[Start TASK INPUTS]

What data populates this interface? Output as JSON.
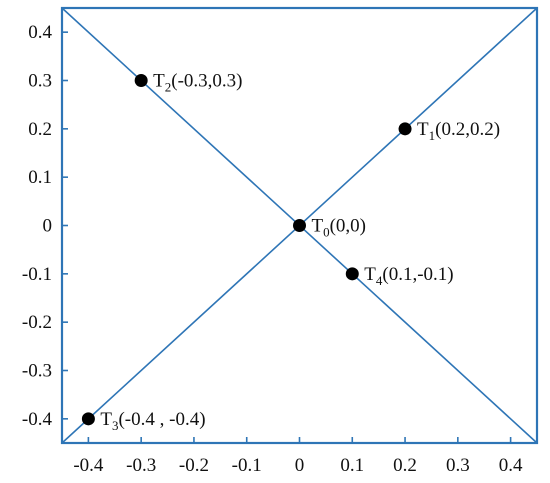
{
  "chart_data": {
    "type": "scatter",
    "xlim": [
      -0.45,
      0.45
    ],
    "ylim": [
      -0.45,
      0.45
    ],
    "x_ticks": [
      {
        "value": -0.4,
        "label": "-0.4"
      },
      {
        "value": -0.3,
        "label": "-0.3"
      },
      {
        "value": -0.2,
        "label": "-0.2"
      },
      {
        "value": -0.1,
        "label": "-0.1"
      },
      {
        "value": 0,
        "label": "0"
      },
      {
        "value": 0.1,
        "label": "0.1"
      },
      {
        "value": 0.2,
        "label": "0.2"
      },
      {
        "value": 0.3,
        "label": "0.3"
      },
      {
        "value": 0.4,
        "label": "0.4"
      }
    ],
    "y_ticks": [
      {
        "value": 0.4,
        "label": "0.4"
      },
      {
        "value": 0.3,
        "label": "0.3"
      },
      {
        "value": 0.2,
        "label": "0.2"
      },
      {
        "value": 0.1,
        "label": "0.1"
      },
      {
        "value": 0,
        "label": "0"
      },
      {
        "value": -0.1,
        "label": "-0.1"
      },
      {
        "value": -0.2,
        "label": "-0.2"
      },
      {
        "value": -0.3,
        "label": "-0.3"
      },
      {
        "value": -0.4,
        "label": "-0.4"
      }
    ],
    "lines": [
      {
        "from": [
          -0.45,
          -0.45
        ],
        "to": [
          0.45,
          0.45
        ],
        "color": "#2e75b6"
      },
      {
        "from": [
          -0.45,
          0.45
        ],
        "to": [
          0.45,
          -0.45
        ],
        "color": "#2e75b6"
      }
    ],
    "points": [
      {
        "x": 0.2,
        "y": 0.2,
        "label_main": "T",
        "label_sub": "1",
        "label_rest": "(0.2,0.2)"
      },
      {
        "x": -0.3,
        "y": 0.3,
        "label_main": "T",
        "label_sub": "2",
        "label_rest": "(-0.3,0.3)"
      },
      {
        "x": 0,
        "y": 0,
        "label_main": "T",
        "label_sub": "0",
        "label_rest": "(0,0)"
      },
      {
        "x": 0.1,
        "y": -0.1,
        "label_main": "T",
        "label_sub": "4",
        "label_rest": "(0.1,-0.1)"
      },
      {
        "x": -0.4,
        "y": -0.4,
        "label_main": "T",
        "label_sub": "3",
        "label_rest": "(-0.4 , -0.4)"
      }
    ],
    "point_color": "#000000",
    "grid": false,
    "legend": "none"
  }
}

[End TASK INPUTS]

> [AIM OF THE TASK]:
Please write out all of the material above without changing a word, and omit any pictures.

> [ANSWER TO THIS PROBLEM]:
What data populates this interface? Output as JSON.
{
  "chart_data": {
    "type": "scatter",
    "xlim": [
      -0.45,
      0.45
    ],
    "ylim": [
      -0.45,
      0.45
    ],
    "x_ticks": [
      {
        "value": -0.4,
        "label": "-0.4"
      },
      {
        "value": -0.3,
        "label": "-0.3"
      },
      {
        "value": -0.2,
        "label": "-0.2"
      },
      {
        "value": -0.1,
        "label": "-0.1"
      },
      {
        "value": 0,
        "label": "0"
      },
      {
        "value": 0.1,
        "label": "0.1"
      },
      {
        "value": 0.2,
        "label": "0.2"
      },
      {
        "value": 0.3,
        "label": "0.3"
      },
      {
        "value": 0.4,
        "label": "0.4"
      }
    ],
    "y_ticks": [
      {
        "value": 0.4,
        "label": "0.4"
      },
      {
        "value": 0.3,
        "label": "0.3"
      },
      {
        "value": 0.2,
        "label": "0.2"
      },
      {
        "value": 0.1,
        "label": "0.1"
      },
      {
        "value": 0,
        "label": "0"
      },
      {
        "value": -0.1,
        "label": "-0.1"
      },
      {
        "value": -0.2,
        "label": "-0.2"
      },
      {
        "value": -0.3,
        "label": "-0.3"
      },
      {
        "value": -0.4,
        "label": "-0.4"
      }
    ],
    "lines": [
      {
        "from": [
          -0.45,
          -0.45
        ],
        "to": [
          0.45,
          0.45
        ],
        "color": "#2e75b6"
      },
      {
        "from": [
          -0.45,
          0.45
        ],
        "to": [
          0.45,
          -0.45
        ],
        "color": "#2e75b6"
      }
    ],
    "points": [
      {
        "x": 0.2,
        "y": 0.2,
        "label_main": "T",
        "label_sub": "1",
        "label_rest": "(0.2,0.2)"
      },
      {
        "x": -0.3,
        "y": 0.3,
        "label_main": "T",
        "label_sub": "2",
        "label_rest": "(-0.3,0.3)"
      },
      {
        "x": 0,
        "y": 0,
        "label_main": "T",
        "label_sub": "0",
        "label_rest": "(0,0)"
      },
      {
        "x": 0.1,
        "y": -0.1,
        "label_main": "T",
        "label_sub": "4",
        "label_rest": "(0.1,-0.1)"
      },
      {
        "x": -0.4,
        "y": -0.4,
        "label_main": "T",
        "label_sub": "3",
        "label_rest": "(-0.4 , -0.4)"
      }
    ],
    "point_color": "#000000",
    "grid": false,
    "legend": "none"
  }
}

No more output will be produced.